■ WORK TO DO
Drop the pictures from the entries below, then reproduce the rest exactly.

begin

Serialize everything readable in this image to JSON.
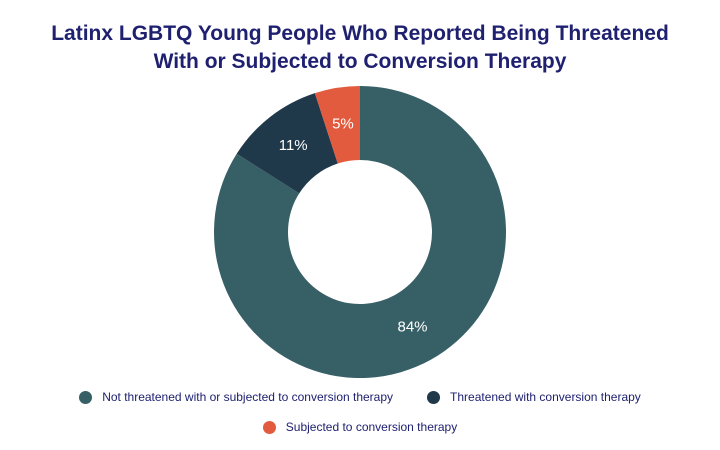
{
  "chart_data": {
    "type": "pie",
    "title": "Latinx LGBTQ Young People Who Reported Being Threatened With or Subjected to Conversion Therapy",
    "categories": [
      "Not threatened with or subjected to conversion therapy",
      "Threatened with conversion therapy",
      "Subjected to conversion therapy"
    ],
    "values": [
      84,
      11,
      5
    ],
    "value_labels": [
      "84%",
      "11%",
      "5%"
    ],
    "colors": [
      "#375f66",
      "#20394a",
      "#e35b3e"
    ],
    "donut": true,
    "legend": "bottom"
  }
}
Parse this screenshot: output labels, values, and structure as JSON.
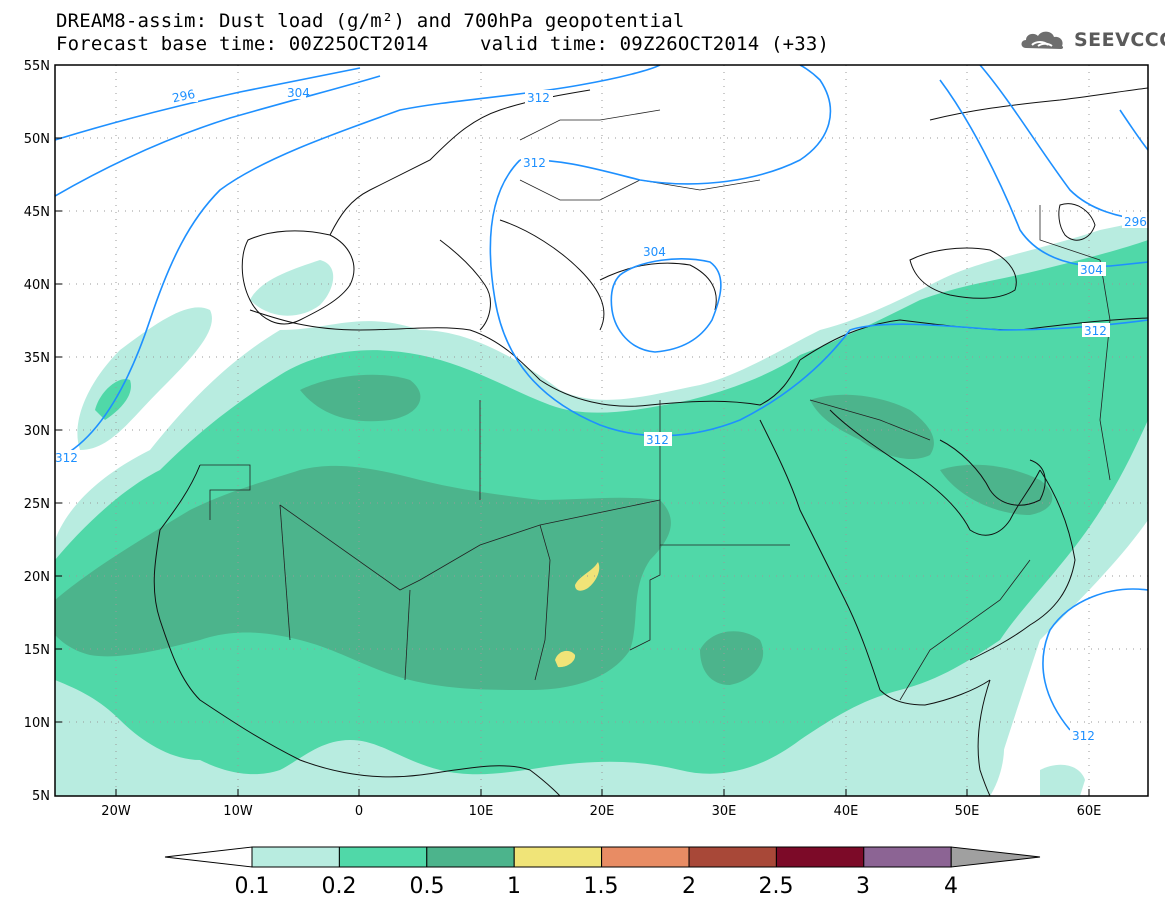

end

■ RESPONSE FOR THIS EXERCISE
Serialize everything readable in this image to JSON.
{
  "chart_data": {
    "type": "pie",
    "title": "Latinx LGBTQ Young People Who Reported Being Threatened With or Subjected to Conversion Therapy",
    "categories": [
      "Not threatened with or subjected to conversion therapy",
      "Threatened with conversion therapy",
      "Subjected to conversion therapy"
    ],
    "values": [
      84,
      11,
      5
    ],
    "value_labels": [
      "84%",
      "11%",
      "5%"
    ],
    "colors": [
      "#375f66",
      "#20394a",
      "#e35b3e"
    ],
    "donut": true,
    "legend": "bottom"
  }
}
Parse this screenshot: output labels, values, and structure as JSON.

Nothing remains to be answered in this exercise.